--- START INFORMATION SUPPLIED ---

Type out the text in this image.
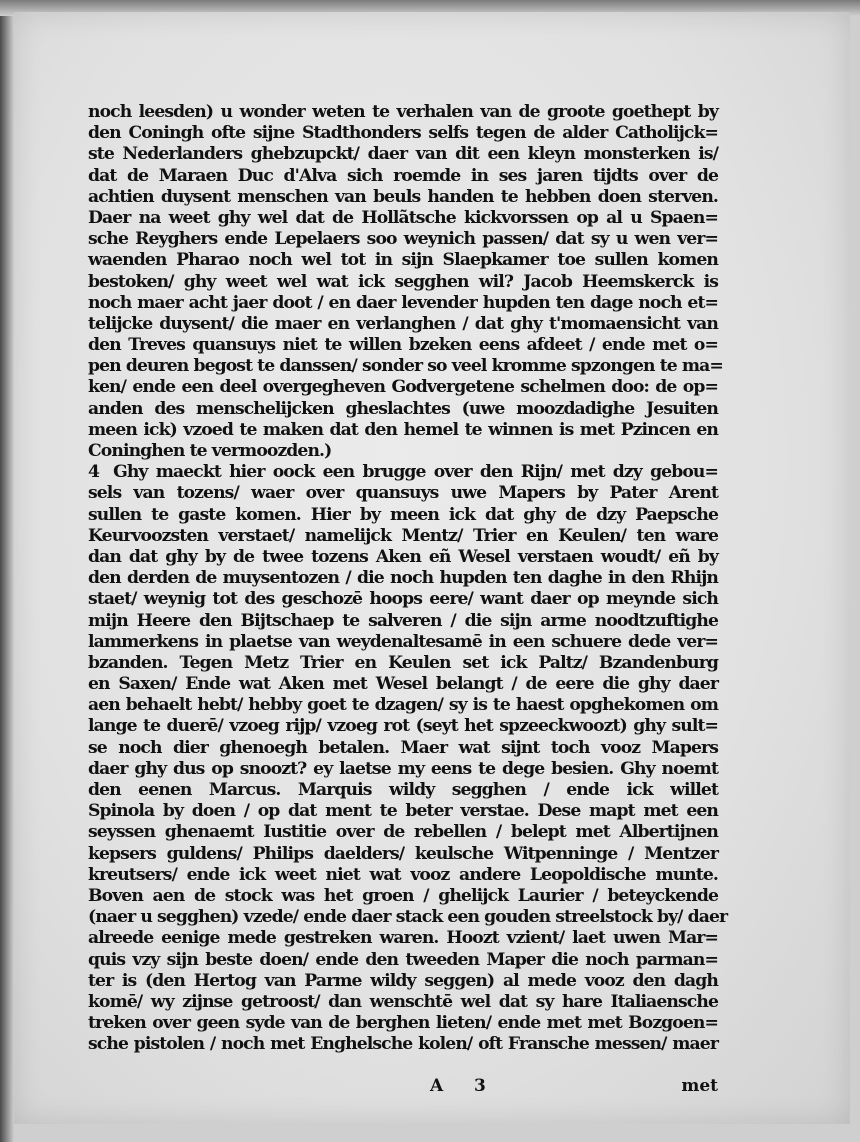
noch leesden) u wonder weten te verhalen van de groote goethept by
den Coningh ofte sijne Stadthonders selfs tegen de alder Catholijck=
ste Nederlanders ghebzupckt/ daer van dit een kleyn monsterken is/
dat de Maraen Duc d'Alva sich roemde in ses jaren tijdts over de
achtien duysent menschen van beuls handen te hebben doen sterven.
Daer na weet ghy wel dat de Hollãtsche kickvorssen op al u Spaen=
sche Reyghers ende Lepelaers soo weynich passen/ dat sy u wen ver=
waenden Pharao noch wel tot in sijn Slaepkamer toe sullen komen
bestoken/ ghy weet wel wat ick segghen wil? Jacob Heemskerck is
noch maer acht jaer doot / en daer levender hupden ten dage noch et=
telijcke duysent/ die maer en verlanghen / dat ghy t'momaensicht van
den Treves quansuys niet te willen bzeken eens afdeet / ende met o=
pen deuren begost te danssen/ sonder so veel kromme spzongen te ma=
ken/ ende een deel overgegheven Godvergetene schelmen doo: de op=
anden des menschelijcken gheslachtes (uwe moozdadighe Jesuiten
meen ick) vzoed te maken dat den hemel te winnen is met Pzincen en
Coninghen te vermoozden.)
4 Ghy maeckt hier oock een brugge over den Rijn/ met dzy gebou=
sels van tozens/ waer over quansuys uwe Mapers by Pater Arent
sullen te gaste komen. Hier by meen ick dat ghy de dzy Paepsche
Keurvoozsten verstaet/ namelijck Mentz/ Trier en Keulen/ ten ware
dan dat ghy by de twee tozens Aken eñ Wesel verstaen woudt/ eñ by
den derden de muysentozen / die noch hupden ten daghe in den Rhijn
staet/ weynig tot des geschozē hoops eere/ want daer op meynde sich
mijn Heere den Bijtschaep te salveren / die sijn arme noodtzuftighe
lammerkens in plaetse van weydenaltesamē in een schuere dede ver=
bzanden. Tegen Metz Trier en Keulen set ick Paltz/ Bzandenburg
en Saxen/ Ende wat Aken met Wesel belangt / de eere die ghy daer
aen behaelt hebt/ hebby goet te dzagen/ sy is te haest opghekomen om
lange te duerē/ vzoeg rijp/ vzoeg rot (seyt het spzeeckwoozt) ghy sult=
se noch dier ghenoegh betalen. Maer wat sijnt toch vooz Mapers
daer ghy dus op snoozt? ey laetse my eens te dege besien. Ghy noemt
den eenen Marcus. Marquis wildy segghen / ende ick willet
Spinola by doen / op dat ment te beter verstae. Dese mapt met een
seyssen ghenaemt Iustitie over de rebellen / belept met Albertijnen
kepsers guldens/ Philips daelders/ keulsche Witpenninge / Mentzer
kreutsers/ ende ick weet niet wat vooz andere Leopoldische munte.
Boven aen de stock was het groen / ghelijck Laurier / beteyckende
(naer u segghen) vzede/ ende daer stack een gouden streelstock by/ daer
alreede eenige mede gestreken waren. Hoozt vzient/ laet uwen Mar=
quis vzy sijn beste doen/ ende den tweeden Maper die noch parman=
ter is (den Hertog van Parme wildy seggen) al mede vooz den dagh
komē/ wy zijnse getroost/ dan wenschtē wel dat sy hare Italiaensche
treken over geen syde van de berghen lieten/ ende met met Bozgoen=
sche pistolen / noch met Enghelsche kolen/ oft Fransche messen/ maer
A 3	met
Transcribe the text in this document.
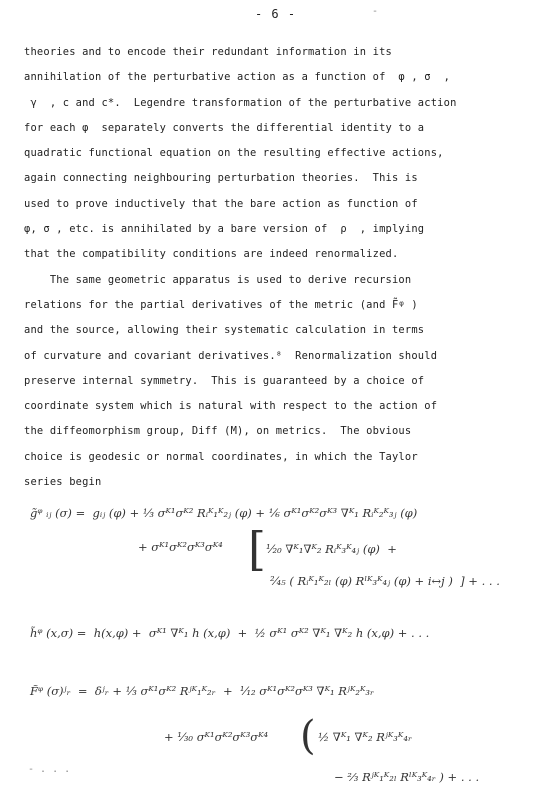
- 6 -	-
theories and to encode their redundant information in its
annihilation of the perturbative action as a function of  φ , σ  ,
γ  , c and c*.  Legendre transformation of the perturbative action
for each φ  separately converts the differential identity to a
quadratic functional equation on the resulting effective actions,
again connecting neighbouring perturbation theories.  This is
used to prove inductively that the bare action as function of
φ, σ , etc. is annihilated by a bare version of  ρ  , implying
that the compatibility conditions are indeed renormalized.
The same geometric apparatus is used to derive recursion
relations for the partial derivatives of the metric (and F̃ᵠ )
and the source, allowing their systematic calculation in terms
of curvature and covariant derivatives.⁸  Renormalization should
preserve internal symmetry.  This is guaranteed by a choice of
coordinate system which is natural with respect to the action of
the diffeomorphism group, Diff (M), on metrics.  The obvious
choice is geodesic or normal coordinates, in which the Taylor
series begin
g̃ᵠ ᵢⱼ (σ) =  gᵢⱼ (φ) + ⅓ σᴷ¹σᴷ² Rᵢᴷ₁ᴷ₂ⱼ (φ) + ⅙ σᴷ¹σᴷ²σᴷ³ ∇ᴷ₁ Rᵢᴷ₂ᴷ₃ⱼ (φ)
+ σᴷ¹σᴷ²σᴷ³σᴷ⁴ [ ¹⁄₂₀ ∇ᴷ₁∇ᴷ₂ Rᵢᴷ₃ᴷ₄ⱼ (φ)  +
²⁄₄₅ ( Rᵢᴷ₁ᴷ₂ₗ (φ) Rˡᴷ₃ᴷ₄ⱼ (φ) + i↔j )  ] + . . .
h̃ᵠ (x,σ) =  h(x,φ) +  σᴷ¹ ∇ᴷ₁ h (x,φ)  +  ½ σᴷ¹ σᴷ² ∇ᴷ₁ ∇ᴷ₂ h (x,φ) + . . .
F̃ᵠ (σ)ʲᵣ  =  δʲᵣ + ⅓ σᴷ¹σᴷ² Rʲᴷ₁ᴷ₂ᵣ  +  ¹⁄₁₂ σᴷ¹σᴷ²σᴷ³ ∇ᴷ₁ Rʲᴷ₂ᴷ₃ᵣ
+ ¹⁄₃₀ σᴷ¹σᴷ²σᴷ³σᴷ⁴ ( ½ ∇ᴷ₁ ∇ᴷ₂ Rʲᴷ₃ᴷ₄ᵣ
− ⅔ Rʲᴷ₁ᴷ₂ₗ Rˡᴷ₃ᴷ₄ᵣ ) + . . .
- . . .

--- END INFORMATION SUPPLIED ---

» PROBLEM DETAILS:
Print all of the entries word for word. Skip any images they contain.

» TASK RESPONSE:
Type out the text in this image.
noch leesden) u wonder weten te verhalen van de groote goethept by
den Coningh ofte sijne Stadthonders selfs tegen de alder Catholijck=
ste Nederlanders ghebzupckt/ daer van dit een kleyn monsterken is/
dat de Maraen Duc d'Alva sich roemde in ses jaren tijdts over de
achtien duysent menschen van beuls handen te hebben doen sterven.
Daer na weet ghy wel dat de Hollãtsche kickvorssen op al u Spaen=
sche Reyghers ende Lepelaers soo weynich passen/ dat sy u wen ver=
waenden Pharao noch wel tot in sijn Slaepkamer toe sullen komen
bestoken/ ghy weet wel wat ick segghen wil? Jacob Heemskerck is
noch maer acht jaer doot / en daer levender hupden ten dage noch et=
telijcke duysent/ die maer en verlanghen / dat ghy t'momaensicht van
den Treves quansuys niet te willen bzeken eens afdeet / ende met o=
pen deuren begost te danssen/ sonder so veel kromme spzongen te ma=
ken/ ende een deel overgegheven Godvergetene schelmen doo: de op=
anden des menschelijcken gheslachtes (uwe moozdadighe Jesuiten
meen ick) vzoed te maken dat den hemel te winnen is met Pzincen en
Coninghen te vermoozden.)
4 Ghy maeckt hier oock een brugge over den Rijn/ met dzy gebou=
sels van tozens/ waer over quansuys uwe Mapers by Pater Arent
sullen te gaste komen. Hier by meen ick dat ghy de dzy Paepsche
Keurvoozsten verstaet/ namelijck Mentz/ Trier en Keulen/ ten ware
dan dat ghy by de twee tozens Aken eñ Wesel verstaen woudt/ eñ by
den derden de muysentozen / die noch hupden ten daghe in den Rhijn
staet/ weynig tot des geschozē hoops eere/ want daer op meynde sich
mijn Heere den Bijtschaep te salveren / die sijn arme noodtzuftighe
lammerkens in plaetse van weydenaltesamē in een schuere dede ver=
bzanden. Tegen Metz Trier en Keulen set ick Paltz/ Bzandenburg
en Saxen/ Ende wat Aken met Wesel belangt / de eere die ghy daer
aen behaelt hebt/ hebby goet te dzagen/ sy is te haest opghekomen om
lange te duerē/ vzoeg rijp/ vzoeg rot (seyt het spzeeckwoozt) ghy sult=
se noch dier ghenoegh betalen. Maer wat sijnt toch vooz Mapers
daer ghy dus op snoozt? ey laetse my eens te dege besien. Ghy noemt
den eenen Marcus. Marquis wildy segghen / ende ick willet
Spinola by doen / op dat ment te beter verstae. Dese mapt met een
seyssen ghenaemt Iustitie over de rebellen / belept met Albertijnen
kepsers guldens/ Philips daelders/ keulsche Witpenninge / Mentzer
kreutsers/ ende ick weet niet wat vooz andere Leopoldische munte.
Boven aen de stock was het groen / ghelijck Laurier / beteyckende
(naer u segghen) vzede/ ende daer stack een gouden streelstock by/ daer
alreede eenige mede gestreken waren. Hoozt vzient/ laet uwen Mar=
quis vzy sijn beste doen/ ende den tweeden Maper die noch parman=
ter is (den Hertog van Parme wildy seggen) al mede vooz den dagh
komē/ wy zijnse getroost/ dan wenschtē wel dat sy hare Italiaensche
treken over geen syde van de berghen lieten/ ende met met Bozgoen=
sche pistolen / noch met Enghelsche kolen/ oft Fransche messen/ maer
A 3	met
Transcribe the text in this document.
- 6 -	-
theories and to encode their redundant information in its
annihilation of the perturbative action as a function of  φ , σ  ,
γ  , c and c*.  Legendre transformation of the perturbative action
for each φ  separately converts the differential identity to a
quadratic functional equation on the resulting effective actions,
again connecting neighbouring perturbation theories.  This is
used to prove inductively that the bare action as function of
φ, σ , etc. is annihilated by a bare version of  ρ  , implying
that the compatibility conditions are indeed renormalized.
The same geometric apparatus is used to derive recursion
relations for the partial derivatives of the metric (and F̃ᵠ )
and the source, allowing their systematic calculation in terms
of curvature and covariant derivatives.⁸  Renormalization should
preserve internal symmetry.  This is guaranteed by a choice of
coordinate system which is natural with respect to the action of
the diffeomorphism group, Diff (M), on metrics.  The obvious
choice is geodesic or normal coordinates, in which the Taylor
series begin
g̃ᵠ ᵢⱼ (σ) =  gᵢⱼ (φ) + ⅓ σᴷ¹σᴷ² Rᵢᴷ₁ᴷ₂ⱼ (φ) + ⅙ σᴷ¹σᴷ²σᴷ³ ∇ᴷ₁ Rᵢᴷ₂ᴷ₃ⱼ (φ)
+ σᴷ¹σᴷ²σᴷ³σᴷ⁴ [ ¹⁄₂₀ ∇ᴷ₁∇ᴷ₂ Rᵢᴷ₃ᴷ₄ⱼ (φ)  +
²⁄₄₅ ( Rᵢᴷ₁ᴷ₂ₗ (φ) Rˡᴷ₃ᴷ₄ⱼ (φ) + i↔j )  ] + . . .
h̃ᵠ (x,σ) =  h(x,φ) +  σᴷ¹ ∇ᴷ₁ h (x,φ)  +  ½ σᴷ¹ σᴷ² ∇ᴷ₁ ∇ᴷ₂ h (x,φ) + . . .
F̃ᵠ (σ)ʲᵣ  =  δʲᵣ + ⅓ σᴷ¹σᴷ² Rʲᴷ₁ᴷ₂ᵣ  +  ¹⁄₁₂ σᴷ¹σᴷ²σᴷ³ ∇ᴷ₁ Rʲᴷ₂ᴷ₃ᵣ
+ ¹⁄₃₀ σᴷ¹σᴷ²σᴷ³σᴷ⁴ ( ½ ∇ᴷ₁ ∇ᴷ₂ Rʲᴷ₃ᴷ₄ᵣ
− ⅔ Rʲᴷ₁ᴷ₂ₗ Rˡᴷ₃ᴷ₄ᵣ ) + . . .
- . . .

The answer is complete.